THE INPUT ::
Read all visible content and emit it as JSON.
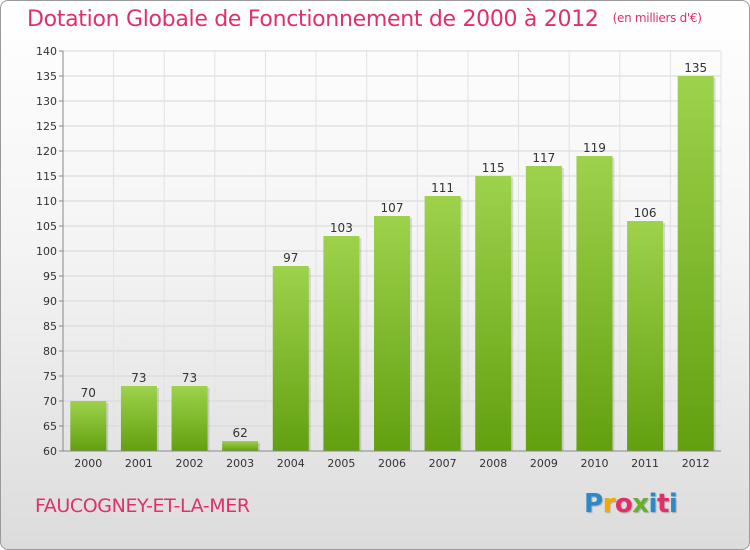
{
  "colors": {
    "accent": "#e0306a",
    "bar_light": "#9ed24c",
    "bar_dark": "#62a010",
    "logo_letters": [
      "#2e89c6",
      "#f2a900",
      "#e0306a",
      "#67b02e",
      "#2e89c6",
      "#e0306a"
    ]
  },
  "footer": {
    "commune": "FAUCOGNEY-ET-LA-MER",
    "logo": "Proxiti"
  },
  "chart_data": {
    "type": "bar",
    "title": "Dotation Globale de Fonctionnement de 2000 à 2012",
    "subtitle": "(en milliers d'€)",
    "xlabel": "",
    "ylabel": "",
    "categories": [
      "2000",
      "2001",
      "2002",
      "2003",
      "2004",
      "2005",
      "2006",
      "2007",
      "2008",
      "2009",
      "2010",
      "2011",
      "2012"
    ],
    "values": [
      70,
      73,
      73,
      62,
      97,
      103,
      107,
      111,
      115,
      117,
      119,
      106,
      135
    ],
    "value_labels": [
      "70",
      "73",
      "73",
      "62",
      "97",
      "103",
      "107",
      "111",
      "115",
      "117",
      "119",
      "106",
      "135"
    ],
    "ylim": [
      60,
      140
    ],
    "yticks": [
      "60",
      "65",
      "70",
      "75",
      "80",
      "85",
      "90",
      "95",
      "100",
      "105",
      "110",
      "115",
      "120",
      "125",
      "130",
      "135",
      "140"
    ],
    "grid": true,
    "legend": false
  }
}
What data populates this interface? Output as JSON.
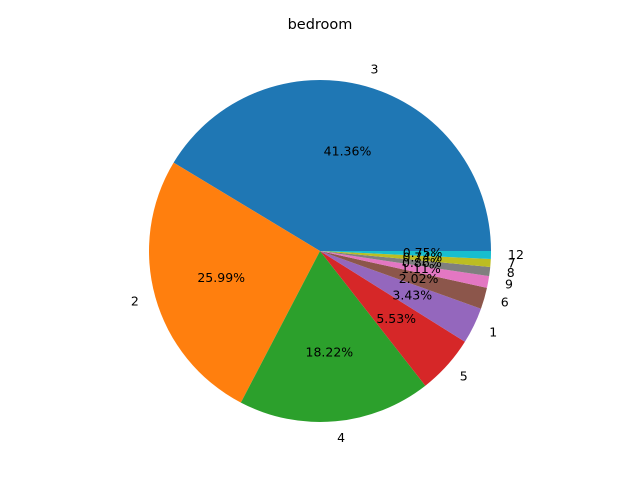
{
  "chart_data": {
    "type": "pie",
    "title": "bedroom",
    "slices": [
      {
        "label": "3",
        "value": 41.36,
        "pct_text": "41.36%",
        "color": "#1f77b4"
      },
      {
        "label": "2",
        "value": 25.99,
        "pct_text": "25.99%",
        "color": "#ff7f0e"
      },
      {
        "label": "4",
        "value": 18.22,
        "pct_text": "18.22%",
        "color": "#2ca02c"
      },
      {
        "label": "5",
        "value": 5.53,
        "pct_text": "5.53%",
        "color": "#d62728"
      },
      {
        "label": "1",
        "value": 3.43,
        "pct_text": "3.43%",
        "color": "#9467bd"
      },
      {
        "label": "6",
        "value": 2.02,
        "pct_text": "2.02%",
        "color": "#8c564b"
      },
      {
        "label": "9",
        "value": 1.11,
        "pct_text": "1.11%",
        "color": "#e377c2"
      },
      {
        "label": "8",
        "value": 0.86,
        "pct_text": "0.86%",
        "color": "#7f7f7f"
      },
      {
        "label": "7",
        "value": 0.74,
        "pct_text": "0.74%",
        "color": "#bcbd22"
      },
      {
        "label": "12",
        "value": 0.75,
        "pct_text": "0.75%",
        "color": "#17becf"
      }
    ],
    "start_angle": "0 degrees (3 o'clock)",
    "direction": "counterclockwise",
    "legend": "none"
  }
}
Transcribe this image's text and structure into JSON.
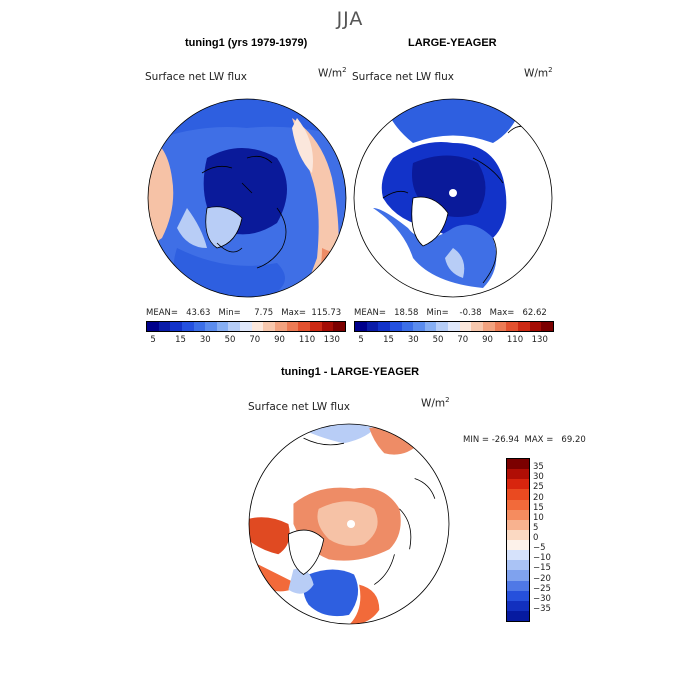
{
  "season": "JJA",
  "panels": [
    {
      "title": "tuning1 (yrs 1979-1979)",
      "variable": "Surface net LW flux",
      "units_base": "W/m",
      "units_exp": "2",
      "stats": "MEAN=   43.63   Min=     7.75   Max=  115.73"
    },
    {
      "title": "LARGE-YEAGER",
      "variable": "Surface net LW flux",
      "units_base": "W/m",
      "units_exp": "2",
      "stats": "MEAN=   18.58   Min=    -0.38   Max=   62.62"
    },
    {
      "title": "tuning1 - LARGE-YEAGER",
      "variable": "Surface net LW flux",
      "units_base": "W/m",
      "units_exp": "2",
      "stats": "MIN = -26.94  MAX =   69.20"
    }
  ],
  "field_colorbar": {
    "ticks": [
      "5",
      "15",
      "30",
      "50",
      "70",
      "90",
      "110",
      "130"
    ],
    "colors": [
      "#00008b",
      "#0a1ca8",
      "#1233c9",
      "#2451e0",
      "#3c6fe8",
      "#5b8cee",
      "#86aef3",
      "#b6cdf7",
      "#e0e8fb",
      "#fbe7dc",
      "#f7c7ad",
      "#f2a27f",
      "#ec7b55",
      "#e2512f",
      "#cc2a14",
      "#a40d05",
      "#7b0000"
    ]
  },
  "diff_colorbar": {
    "labels": [
      "35",
      "30",
      "25",
      "20",
      "15",
      "10",
      "5",
      "0",
      "−5",
      "−10",
      "−15",
      "−20",
      "−25",
      "−30",
      "−35"
    ],
    "colors": [
      "#7b0000",
      "#b00e05",
      "#d8250e",
      "#ea4a20",
      "#f26a3a",
      "#f58c5f",
      "#f8b28f",
      "#fbd9c2",
      "#fdf2ea",
      "#d6e2fb",
      "#aac3f5",
      "#7fa2ee",
      "#4f78e6",
      "#2650dc",
      "#1230bf",
      "#061aa0"
    ]
  },
  "map_colors": {
    "land": "#ffffff",
    "deep_blue": "#0a1a9a",
    "mid_blue": "#2e5fe0",
    "light_blue": "#5d8cee",
    "pale_blue": "#b8cdf6",
    "peach": "#f6c2a6",
    "salmon": "#ee8c66",
    "red_orange": "#e04a22",
    "dark_red": "#b21406"
  }
}
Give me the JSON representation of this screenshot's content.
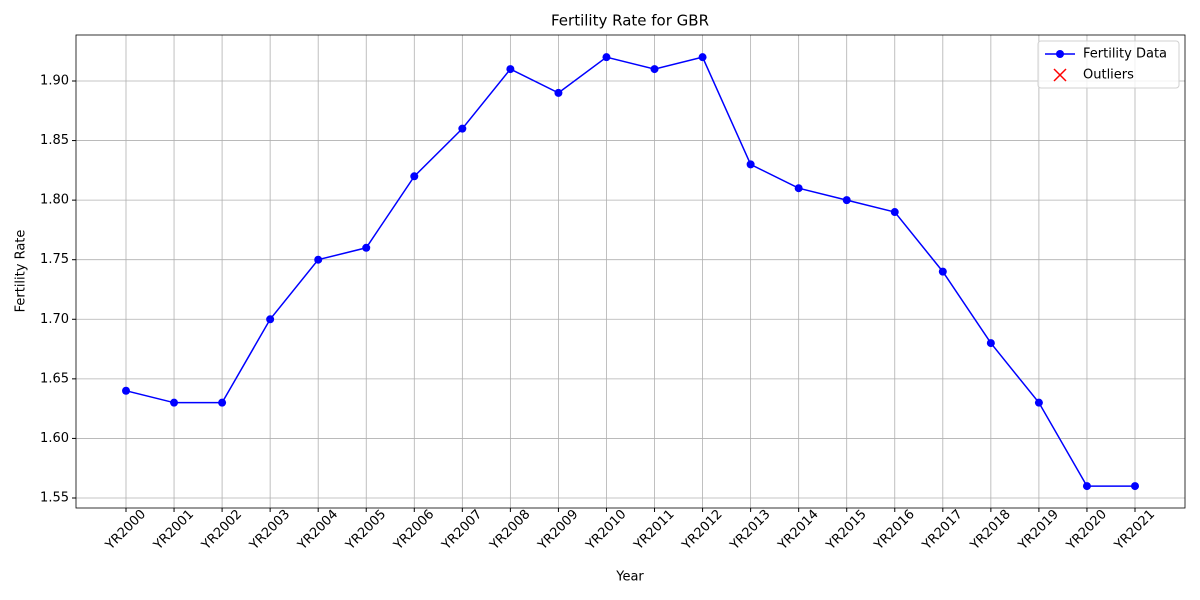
{
  "chart_data": {
    "type": "line",
    "title": "Fertility Rate for GBR",
    "xlabel": "Year",
    "ylabel": "Fertility Rate",
    "categories": [
      "YR2000",
      "YR2001",
      "YR2002",
      "YR2003",
      "YR2004",
      "YR2005",
      "YR2006",
      "YR2007",
      "YR2008",
      "YR2009",
      "YR2010",
      "YR2011",
      "YR2012",
      "YR2013",
      "YR2014",
      "YR2015",
      "YR2016",
      "YR2017",
      "YR2018",
      "YR2019",
      "YR2020",
      "YR2021"
    ],
    "series": [
      {
        "name": "Fertility Data",
        "color": "#0000ff",
        "marker": "o",
        "values": [
          1.64,
          1.63,
          1.63,
          1.7,
          1.75,
          1.76,
          1.82,
          1.86,
          1.91,
          1.89,
          1.92,
          1.91,
          1.92,
          1.83,
          1.81,
          1.8,
          1.79,
          1.74,
          1.68,
          1.63,
          1.56,
          1.56
        ]
      },
      {
        "name": "Outliers",
        "color": "#ff0000",
        "marker": "x",
        "values": [
          null,
          null,
          null,
          null,
          null,
          null,
          null,
          null,
          null,
          null,
          null,
          null,
          null,
          null,
          null,
          null,
          null,
          null,
          null,
          null,
          null,
          null
        ]
      }
    ],
    "ylim": [
      1.5416,
      1.9386
    ],
    "yticks": [
      1.55,
      {
        "value": 1.6,
        "label": "1.60"
      },
      1.65,
      {
        "value": 1.7,
        "label": "1.70"
      },
      1.75,
      {
        "value": 1.8,
        "label": "1.80"
      },
      1.85,
      {
        "value": 1.9,
        "label": "1.90"
      }
    ],
    "grid": true,
    "legend": "upper right"
  }
}
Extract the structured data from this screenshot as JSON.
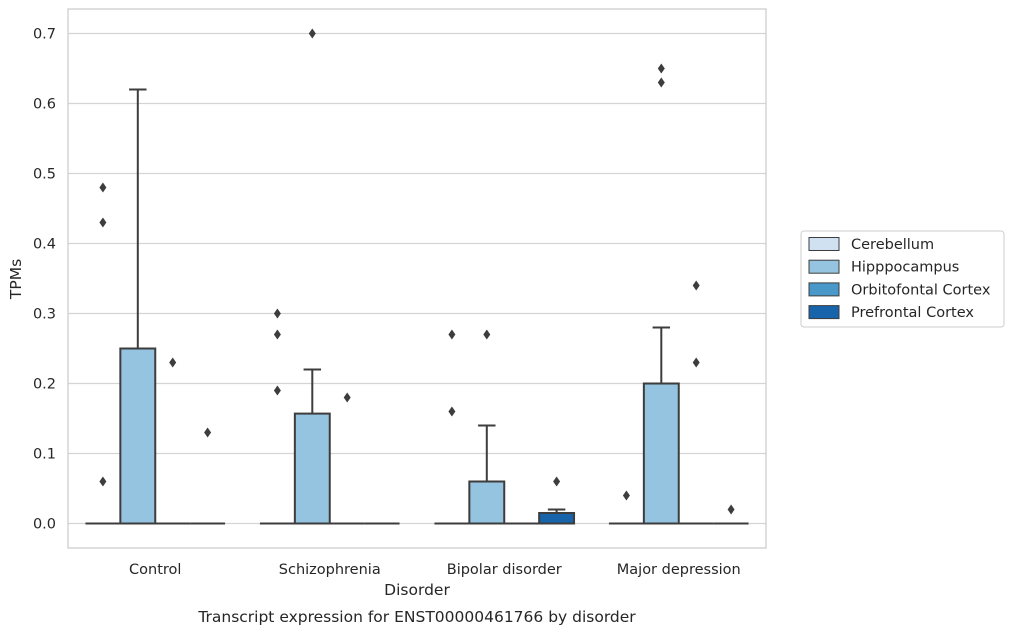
{
  "chart_data": {
    "type": "box",
    "caption": "Transcript expression for ENST00000461766 by disorder",
    "xlabel": "Disorder",
    "ylabel": "TPMs",
    "ylim": [
      -0.035,
      0.735
    ],
    "yticks": [
      0.0,
      0.1,
      0.2,
      0.3,
      0.4,
      0.5,
      0.6,
      0.7
    ],
    "ytick_labels": [
      "0.0",
      "0.1",
      "0.2",
      "0.3",
      "0.4",
      "0.5",
      "0.6",
      "0.7"
    ],
    "grid": "horizontal",
    "legend_position": "right",
    "categories": [
      "Control",
      "Schizophrenia",
      "Bipolar disorder",
      "Major depression"
    ],
    "series": [
      {
        "name": "Cerebellum",
        "color": "#d0e1f2",
        "boxes": [
          {
            "q1": 0,
            "median": 0,
            "q3": 0,
            "whisker_low": 0,
            "whisker_high": 0,
            "outliers": [
              0.06,
              0.43,
              0.48
            ]
          },
          {
            "q1": 0,
            "median": 0,
            "q3": 0,
            "whisker_low": 0,
            "whisker_high": 0,
            "outliers": [
              0.19,
              0.27,
              0.3
            ]
          },
          {
            "q1": 0,
            "median": 0,
            "q3": 0,
            "whisker_low": 0,
            "whisker_high": 0,
            "outliers": [
              0.16,
              0.27
            ]
          },
          {
            "q1": 0,
            "median": 0,
            "q3": 0,
            "whisker_low": 0,
            "whisker_high": 0,
            "outliers": [
              0.04
            ]
          }
        ]
      },
      {
        "name": "Hipppocampus",
        "color": "#94c4df",
        "boxes": [
          {
            "q1": 0,
            "median": 0,
            "q3": 0.25,
            "whisker_low": 0,
            "whisker_high": 0.62,
            "outliers": []
          },
          {
            "q1": 0,
            "median": 0,
            "q3": 0.157,
            "whisker_low": 0,
            "whisker_high": 0.22,
            "outliers": [
              0.7
            ]
          },
          {
            "q1": 0,
            "median": 0,
            "q3": 0.06,
            "whisker_low": 0,
            "whisker_high": 0.14,
            "outliers": [
              0.27
            ]
          },
          {
            "q1": 0,
            "median": 0,
            "q3": 0.2,
            "whisker_low": 0,
            "whisker_high": 0.28,
            "outliers": [
              0.63,
              0.65
            ]
          }
        ]
      },
      {
        "name": "Orbitofontal Cortex",
        "color": "#4a98c9",
        "boxes": [
          {
            "q1": 0,
            "median": 0,
            "q3": 0,
            "whisker_low": 0,
            "whisker_high": 0,
            "outliers": [
              0.23
            ]
          },
          {
            "q1": 0,
            "median": 0,
            "q3": 0,
            "whisker_low": 0,
            "whisker_high": 0,
            "outliers": [
              0.18
            ]
          },
          {
            "q1": 0,
            "median": 0,
            "q3": 0,
            "whisker_low": 0,
            "whisker_high": 0,
            "outliers": []
          },
          {
            "q1": 0,
            "median": 0,
            "q3": 0,
            "whisker_low": 0,
            "whisker_high": 0,
            "outliers": [
              0.23,
              0.34
            ]
          }
        ]
      },
      {
        "name": "Prefrontal Cortex",
        "color": "#1764ab",
        "boxes": [
          {
            "q1": 0,
            "median": 0,
            "q3": 0,
            "whisker_low": 0,
            "whisker_high": 0,
            "outliers": [
              0.13
            ]
          },
          {
            "q1": 0,
            "median": 0,
            "q3": 0,
            "whisker_low": 0,
            "whisker_high": 0,
            "outliers": []
          },
          {
            "q1": 0,
            "median": 0,
            "q3": 0.015,
            "whisker_low": 0,
            "whisker_high": 0.02,
            "outliers": [
              0.06
            ]
          },
          {
            "q1": 0,
            "median": 0,
            "q3": 0,
            "whisker_low": 0,
            "whisker_high": 0,
            "outliers": [
              0.02
            ]
          }
        ]
      }
    ]
  }
}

THE REQUEST ::
Copy all lines from the material that include "LARGE".

THE COMPLETED TASK ::
      "title": "LARGE-YEAGER",
      "title": "tuning1 - LARGE-YEAGER",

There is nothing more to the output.